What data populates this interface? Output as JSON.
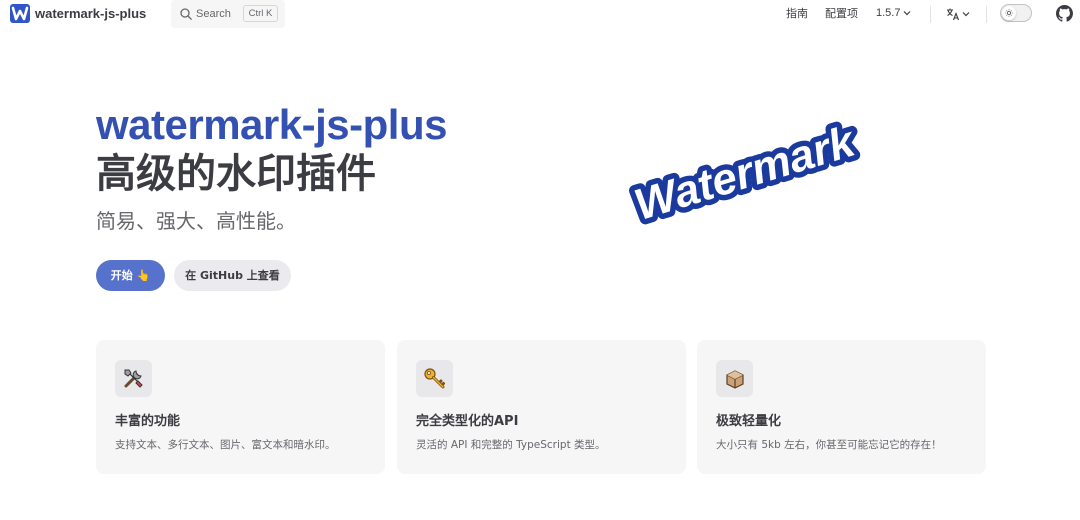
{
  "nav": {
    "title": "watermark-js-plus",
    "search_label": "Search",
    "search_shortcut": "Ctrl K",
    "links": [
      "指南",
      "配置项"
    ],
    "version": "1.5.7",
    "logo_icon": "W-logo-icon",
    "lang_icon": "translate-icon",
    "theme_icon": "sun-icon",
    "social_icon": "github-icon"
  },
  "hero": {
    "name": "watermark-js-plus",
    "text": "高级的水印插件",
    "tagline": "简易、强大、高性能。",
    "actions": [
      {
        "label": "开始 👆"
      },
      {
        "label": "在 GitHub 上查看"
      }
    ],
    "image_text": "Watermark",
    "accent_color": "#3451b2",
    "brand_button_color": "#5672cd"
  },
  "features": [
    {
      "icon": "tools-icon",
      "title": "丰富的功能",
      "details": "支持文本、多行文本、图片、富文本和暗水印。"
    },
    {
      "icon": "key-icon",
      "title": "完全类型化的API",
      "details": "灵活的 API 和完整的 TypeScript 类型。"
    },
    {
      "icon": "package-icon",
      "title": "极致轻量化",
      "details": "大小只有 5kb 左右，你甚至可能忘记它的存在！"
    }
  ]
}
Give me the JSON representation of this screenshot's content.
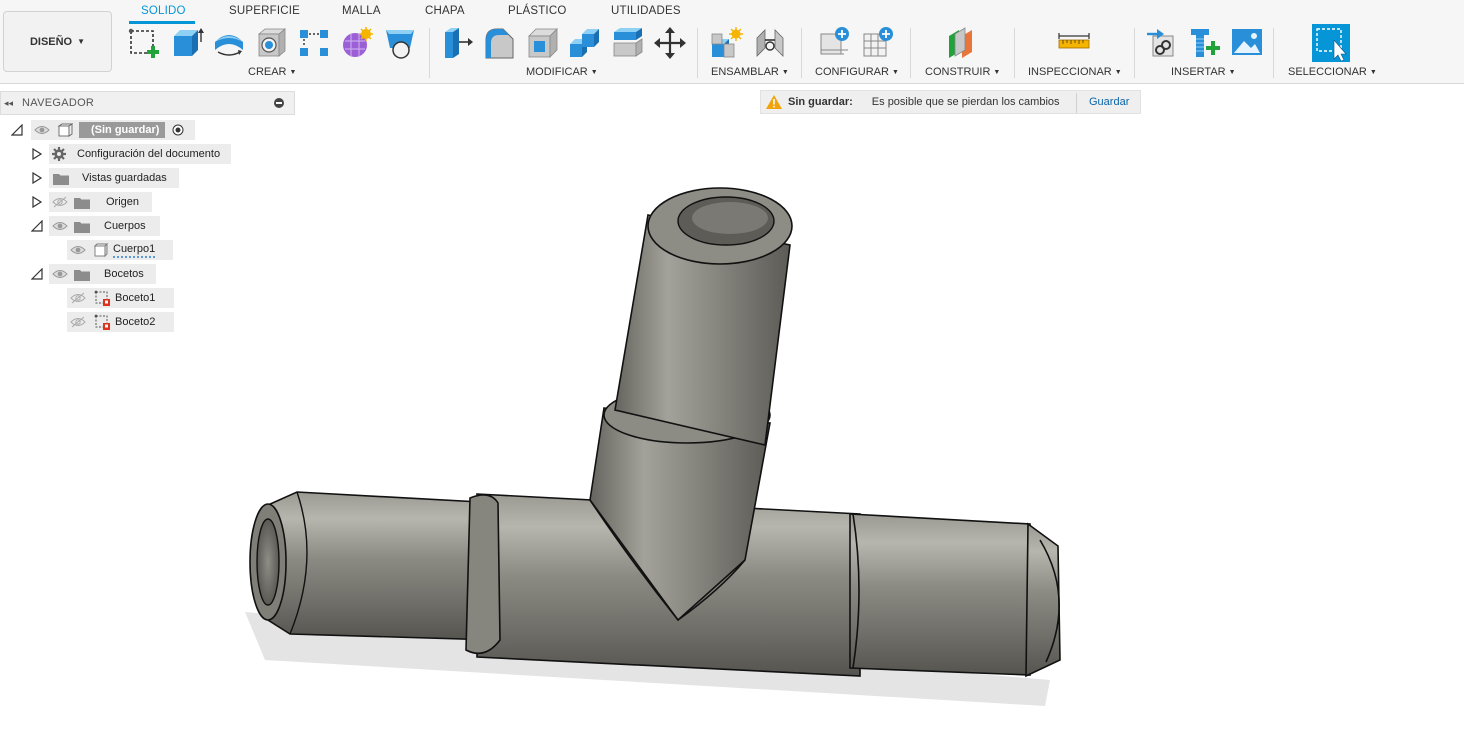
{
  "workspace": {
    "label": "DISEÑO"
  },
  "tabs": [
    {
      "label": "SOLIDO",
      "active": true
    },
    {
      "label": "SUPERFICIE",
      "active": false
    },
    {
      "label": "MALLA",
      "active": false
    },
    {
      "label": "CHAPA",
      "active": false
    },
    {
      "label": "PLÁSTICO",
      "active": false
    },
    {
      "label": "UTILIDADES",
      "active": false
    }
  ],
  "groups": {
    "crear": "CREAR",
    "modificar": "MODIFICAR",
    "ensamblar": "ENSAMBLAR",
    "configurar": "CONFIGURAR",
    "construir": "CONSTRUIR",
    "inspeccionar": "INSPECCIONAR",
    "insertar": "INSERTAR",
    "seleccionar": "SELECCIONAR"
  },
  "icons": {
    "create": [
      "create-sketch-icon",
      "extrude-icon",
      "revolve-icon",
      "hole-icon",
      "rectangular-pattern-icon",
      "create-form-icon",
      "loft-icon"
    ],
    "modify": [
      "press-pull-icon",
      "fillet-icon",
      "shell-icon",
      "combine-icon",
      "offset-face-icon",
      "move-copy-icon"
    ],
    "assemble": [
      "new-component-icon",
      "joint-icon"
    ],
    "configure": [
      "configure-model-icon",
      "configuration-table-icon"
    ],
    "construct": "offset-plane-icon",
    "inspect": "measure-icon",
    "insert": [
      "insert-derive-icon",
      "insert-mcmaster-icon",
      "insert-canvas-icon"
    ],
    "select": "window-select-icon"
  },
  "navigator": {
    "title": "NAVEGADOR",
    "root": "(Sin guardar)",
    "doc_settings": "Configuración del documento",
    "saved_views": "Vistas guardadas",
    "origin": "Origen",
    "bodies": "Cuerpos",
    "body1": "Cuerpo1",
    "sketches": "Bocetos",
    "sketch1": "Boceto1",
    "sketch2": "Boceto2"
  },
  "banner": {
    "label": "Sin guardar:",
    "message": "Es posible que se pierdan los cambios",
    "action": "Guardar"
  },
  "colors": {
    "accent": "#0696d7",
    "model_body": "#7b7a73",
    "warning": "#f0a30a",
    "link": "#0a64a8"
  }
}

__WHAT YOU WILL DO__
Reproduce the listing exactly. Leave its pictures out.

__OUTPUT__
What data populates this interface? Output as JSON.
{
  "nav": {
    "title": "watermark-js-plus",
    "search_label": "Search",
    "search_shortcut": "Ctrl K",
    "links": [
      "指南",
      "配置项"
    ],
    "version": "1.5.7",
    "logo_icon": "W-logo-icon",
    "lang_icon": "translate-icon",
    "theme_icon": "sun-icon",
    "social_icon": "github-icon"
  },
  "hero": {
    "name": "watermark-js-plus",
    "text": "高级的水印插件",
    "tagline": "简易、强大、高性能。",
    "actions": [
      {
        "label": "开始 👆"
      },
      {
        "label": "在 GitHub 上查看"
      }
    ],
    "image_text": "Watermark",
    "accent_color": "#3451b2",
    "brand_button_color": "#5672cd"
  },
  "features": [
    {
      "icon": "tools-icon",
      "title": "丰富的功能",
      "details": "支持文本、多行文本、图片、富文本和暗水印。"
    },
    {
      "icon": "key-icon",
      "title": "完全类型化的API",
      "details": "灵活的 API 和完整的 TypeScript 类型。"
    },
    {
      "icon": "package-icon",
      "title": "极致轻量化",
      "details": "大小只有 5kb 左右，你甚至可能忘记它的存在！"
    }
  ]
}
Give me the JSON representation of this screenshot's content.
{
  "workspace": {
    "label": "DISEÑO"
  },
  "tabs": [
    {
      "label": "SOLIDO",
      "active": true
    },
    {
      "label": "SUPERFICIE",
      "active": false
    },
    {
      "label": "MALLA",
      "active": false
    },
    {
      "label": "CHAPA",
      "active": false
    },
    {
      "label": "PLÁSTICO",
      "active": false
    },
    {
      "label": "UTILIDADES",
      "active": false
    }
  ],
  "groups": {
    "crear": "CREAR",
    "modificar": "MODIFICAR",
    "ensamblar": "ENSAMBLAR",
    "configurar": "CONFIGURAR",
    "construir": "CONSTRUIR",
    "inspeccionar": "INSPECCIONAR",
    "insertar": "INSERTAR",
    "seleccionar": "SELECCIONAR"
  },
  "icons": {
    "create": [
      "create-sketch-icon",
      "extrude-icon",
      "revolve-icon",
      "hole-icon",
      "rectangular-pattern-icon",
      "create-form-icon",
      "loft-icon"
    ],
    "modify": [
      "press-pull-icon",
      "fillet-icon",
      "shell-icon",
      "combine-icon",
      "offset-face-icon",
      "move-copy-icon"
    ],
    "assemble": [
      "new-component-icon",
      "joint-icon"
    ],
    "configure": [
      "configure-model-icon",
      "configuration-table-icon"
    ],
    "construct": "offset-plane-icon",
    "inspect": "measure-icon",
    "insert": [
      "insert-derive-icon",
      "insert-mcmaster-icon",
      "insert-canvas-icon"
    ],
    "select": "window-select-icon"
  },
  "navigator": {
    "title": "NAVEGADOR",
    "root": "(Sin guardar)",
    "doc_settings": "Configuración del documento",
    "saved_views": "Vistas guardadas",
    "origin": "Origen",
    "bodies": "Cuerpos",
    "body1": "Cuerpo1",
    "sketches": "Bocetos",
    "sketch1": "Boceto1",
    "sketch2": "Boceto2"
  },
  "banner": {
    "label": "Sin guardar:",
    "message": "Es posible que se pierdan los cambios",
    "action": "Guardar"
  },
  "colors": {
    "accent": "#0696d7",
    "model_body": "#7b7a73",
    "warning": "#f0a30a",
    "link": "#0a64a8"
  }
}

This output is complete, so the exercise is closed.